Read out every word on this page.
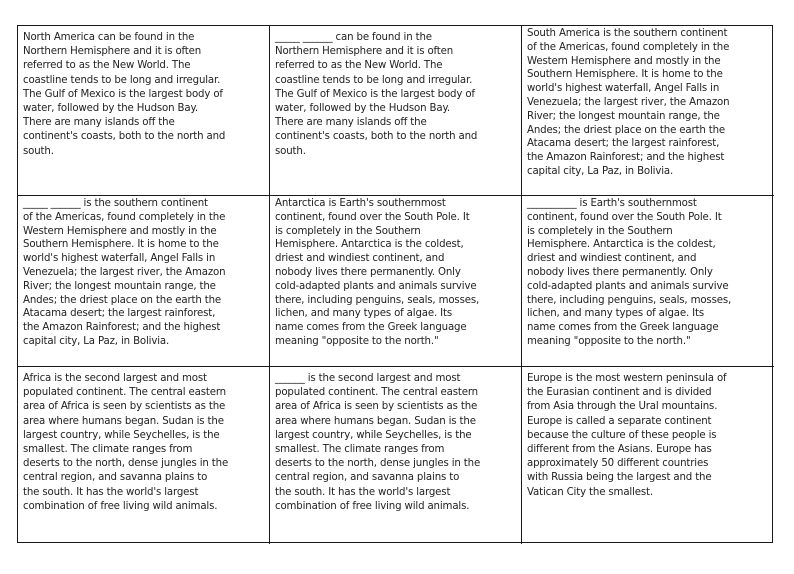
North America can be found in the
Northern Hemisphere and it is often
referred to as the New World. The
coastline tends to be long and irregular.
The Gulf of Mexico is the largest body of
water, followed by the Hudson Bay.
There are many islands off the
continent's coasts, both to the north and
south.
_____ ______ can be found in the
Northern Hemisphere and it is often
referred to as the New World. The
coastline tends to be long and irregular.
The Gulf of Mexico is the largest body of
water, followed by the Hudson Bay.
There are many islands off the
continent's coasts, both to the north and
south.
South America is the southern continent
of the Americas, found completely in the
Western Hemisphere and mostly in the
Southern Hemisphere. It is home to the
world's highest waterfall, Angel Falls in
Venezuela; the largest river, the Amazon
River; the longest mountain range, the
Andes; the driest place on the earth the
Atacama desert; the largest rainforest,
the Amazon Rainforest; and the highest
capital city, La Paz, in Bolivia.
_____ ______ is the southern continent
of the Americas, found completely in the
Western Hemisphere and mostly in the
Southern Hemisphere. It is home to the
world's highest waterfall, Angel Falls in
Venezuela; the largest river, the Amazon
River; the longest mountain range, the
Andes; the driest place on the earth the
Atacama desert; the largest rainforest,
the Amazon Rainforest; and the highest
capital city, La Paz, in Bolivia.
Antarctica is Earth's southernmost
continent, found over the South Pole. It
is completely in the Southern
Hemisphere. Antarctica is the coldest,
driest and windiest continent, and
nobody lives there permanently. Only
cold-adapted plants and animals survive
there, including penguins, seals, mosses,
lichen, and many types of algae. Its
name comes from the Greek language
meaning "opposite to the north."
__________ is Earth's southernmost
continent, found over the South Pole. It
is completely in the Southern
Hemisphere. Antarctica is the coldest,
driest and windiest continent, and
nobody lives there permanently. Only
cold-adapted plants and animals survive
there, including penguins, seals, mosses,
lichen, and many types of algae. Its
name comes from the Greek language
meaning "opposite to the north."
Africa is the second largest and most
populated continent. The central eastern
area of Africa is seen by scientists as the
area where humans began. Sudan is the
largest country, while Seychelles, is the
smallest. The climate ranges from
deserts to the north, dense jungles in the
central region, and savanna plains to
the south. It has the world's largest
combination of free living wild animals.
______ is the second largest and most
populated continent. The central eastern
area of Africa is seen by scientists as the
area where humans began. Sudan is the
largest country, while Seychelles, is the
smallest. The climate ranges from
deserts to the north, dense jungles in the
central region, and savanna plains to
the south. It has the world's largest
combination of free living wild animals.
Europe is the most western peninsula of
the Eurasian continent and is divided
from Asia through the Ural mountains.
Europe is called a separate continent
because the culture of these people is
different from the Asians. Europe has
approximately 50 different countries
with Russia being the largest and the
Vatican City the smallest.
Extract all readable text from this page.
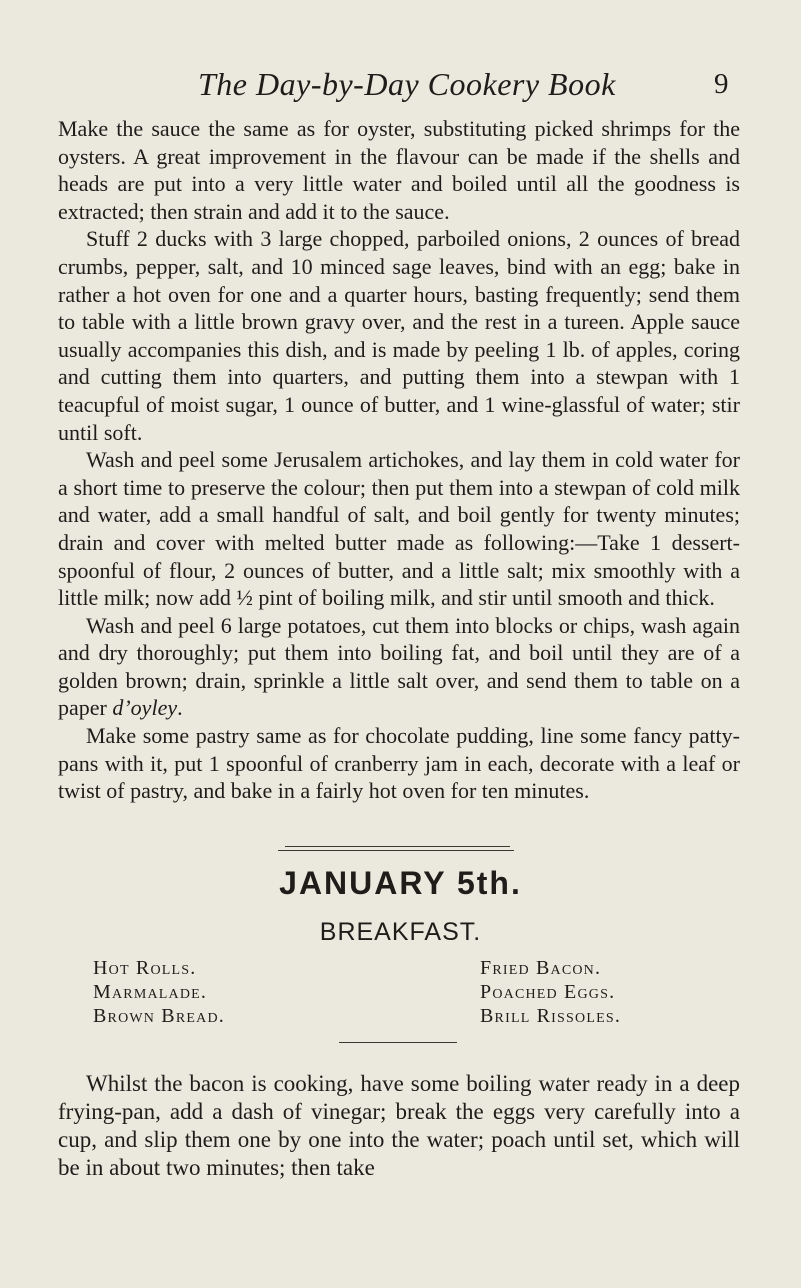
The Day-by-Day Cookery Book	9

Make the sauce the same as for oyster, substituting picked shrimps for the oysters. A great improvement in the flavour can be made if the shells and heads are put into a very little water and boiled until all the goodness is extracted; then strain and add it to the sauce.

Stuff 2 ducks with 3 large chopped, parboiled onions, 2 ounces of bread crumbs, pepper, salt, and 10 minced sage leaves, bind with an egg; bake in rather a hot oven for one and a quarter hours, basting frequently; send them to table with a little brown gravy over, and the rest in a tureen. Apple sauce usually accompanies this dish, and is made by peeling 1 lb. of apples, coring and cutting them into quarters, and putting them into a stewpan with 1 teacupful of moist sugar, 1 ounce of butter, and 1 wine-glassful of water; stir until soft.

Wash and peel some Jerusalem artichokes, and lay them in cold water for a short time to preserve the colour; then put them into a stewpan of cold milk and water, add a small handful of salt, and boil gently for twenty minutes; drain and cover with melted butter made as following:—Take 1 dessert-spoonful of flour, 2 ounces of butter, and a little salt; mix smoothly with a little milk; now add ½ pint of boiling milk, and stir until smooth and thick.

Wash and peel 6 large potatoes, cut them into blocks or chips, wash again and dry thoroughly; put them into boiling fat, and boil until they are of a golden brown; drain, sprinkle a little salt over, and send them to table on a paper d’oyley.

Make some pastry same as for chocolate pudding, line some fancy patty-pans with it, put 1 spoonful of cranberry jam in each, decorate with a leaf or twist of pastry, and bake in a fairly hot oven for ten minutes.

JANUARY 5th.
BREAKFAST.
Hot Rolls.
Marmalade.
Brown Bread.
Fried Bacon.
Poached Eggs.
Brill Rissoles.

Whilst the bacon is cooking, have some boiling water ready in a deep frying-pan, add a dash of vinegar; break the eggs very carefully into a cup, and slip them one by one into the water; poach until set, which will be in about two minutes; then take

+ + + + +

> _WORK TO DO_
Exclude the pictures and transcribe all of the entries exactly.

> _FINAL RESULT_
Read out every word on this page.
North America can be found in the
Northern Hemisphere and it is often
referred to as the New World. The
coastline tends to be long and irregular.
The Gulf of Mexico is the largest body of
water, followed by the Hudson Bay.
There are many islands off the
continent's coasts, both to the north and
south.
_____ ______ can be found in the
Northern Hemisphere and it is often
referred to as the New World. The
coastline tends to be long and irregular.
The Gulf of Mexico is the largest body of
water, followed by the Hudson Bay.
There are many islands off the
continent's coasts, both to the north and
south.
South America is the southern continent
of the Americas, found completely in the
Western Hemisphere and mostly in the
Southern Hemisphere. It is home to the
world's highest waterfall, Angel Falls in
Venezuela; the largest river, the Amazon
River; the longest mountain range, the
Andes; the driest place on the earth the
Atacama desert; the largest rainforest,
the Amazon Rainforest; and the highest
capital city, La Paz, in Bolivia.
_____ ______ is the southern continent
of the Americas, found completely in the
Western Hemisphere and mostly in the
Southern Hemisphere. It is home to the
world's highest waterfall, Angel Falls in
Venezuela; the largest river, the Amazon
River; the longest mountain range, the
Andes; the driest place on the earth the
Atacama desert; the largest rainforest,
the Amazon Rainforest; and the highest
capital city, La Paz, in Bolivia.
Antarctica is Earth's southernmost
continent, found over the South Pole. It
is completely in the Southern
Hemisphere. Antarctica is the coldest,
driest and windiest continent, and
nobody lives there permanently. Only
cold-adapted plants and animals survive
there, including penguins, seals, mosses,
lichen, and many types of algae. Its
name comes from the Greek language
meaning "opposite to the north."
__________ is Earth's southernmost
continent, found over the South Pole. It
is completely in the Southern
Hemisphere. Antarctica is the coldest,
driest and windiest continent, and
nobody lives there permanently. Only
cold-adapted plants and animals survive
there, including penguins, seals, mosses,
lichen, and many types of algae. Its
name comes from the Greek language
meaning "opposite to the north."
Africa is the second largest and most
populated continent. The central eastern
area of Africa is seen by scientists as the
area where humans began. Sudan is the
largest country, while Seychelles, is the
smallest. The climate ranges from
deserts to the north, dense jungles in the
central region, and savanna plains to
the south. It has the world's largest
combination of free living wild animals.
______ is the second largest and most
populated continent. The central eastern
area of Africa is seen by scientists as the
area where humans began. Sudan is the
largest country, while Seychelles, is the
smallest. The climate ranges from
deserts to the north, dense jungles in the
central region, and savanna plains to
the south. It has the world's largest
combination of free living wild animals.
Europe is the most western peninsula of
the Eurasian continent and is divided
from Asia through the Ural mountains.
Europe is called a separate continent
because the culture of these people is
different from the Asians. Europe has
approximately 50 different countries
with Russia being the largest and the
Vatican City the smallest.
Extract all readable text from this page.
The Day-by-Day Cookery Book	9

Make the sauce the same as for oyster, substituting picked shrimps for the oysters. A great improvement in the flavour can be made if the shells and heads are put into a very little water and boiled until all the goodness is extracted; then strain and add it to the sauce.

Stuff 2 ducks with 3 large chopped, parboiled onions, 2 ounces of bread crumbs, pepper, salt, and 10 minced sage leaves, bind with an egg; bake in rather a hot oven for one and a quarter hours, basting frequently; send them to table with a little brown gravy over, and the rest in a tureen. Apple sauce usually accompanies this dish, and is made by peeling 1 lb. of apples, coring and cutting them into quarters, and putting them into a stewpan with 1 teacupful of moist sugar, 1 ounce of butter, and 1 wine-glassful of water; stir until soft.

Wash and peel some Jerusalem artichokes, and lay them in cold water for a short time to preserve the colour; then put them into a stewpan of cold milk and water, add a small handful of salt, and boil gently for twenty minutes; drain and cover with melted butter made as following:—Take 1 dessert-spoonful of flour, 2 ounces of butter, and a little salt; mix smoothly with a little milk; now add ½ pint of boiling milk, and stir until smooth and thick.

Wash and peel 6 large potatoes, cut them into blocks or chips, wash again and dry thoroughly; put them into boiling fat, and boil until they are of a golden brown; drain, sprinkle a little salt over, and send them to table on a paper d’oyley.

Make some pastry same as for chocolate pudding, line some fancy patty-pans with it, put 1 spoonful of cranberry jam in each, decorate with a leaf or twist of pastry, and bake in a fairly hot oven for ten minutes.

JANUARY 5th.
BREAKFAST.
Hot Rolls.
Marmalade.
Brown Bread.
Fried Bacon.
Poached Eggs.
Brill Rissoles.

Whilst the bacon is cooking, have some boiling water ready in a deep frying-pan, add a dash of vinegar; break the eggs very carefully into a cup, and slip them one by one into the water; poach until set, which will be in about two minutes; then take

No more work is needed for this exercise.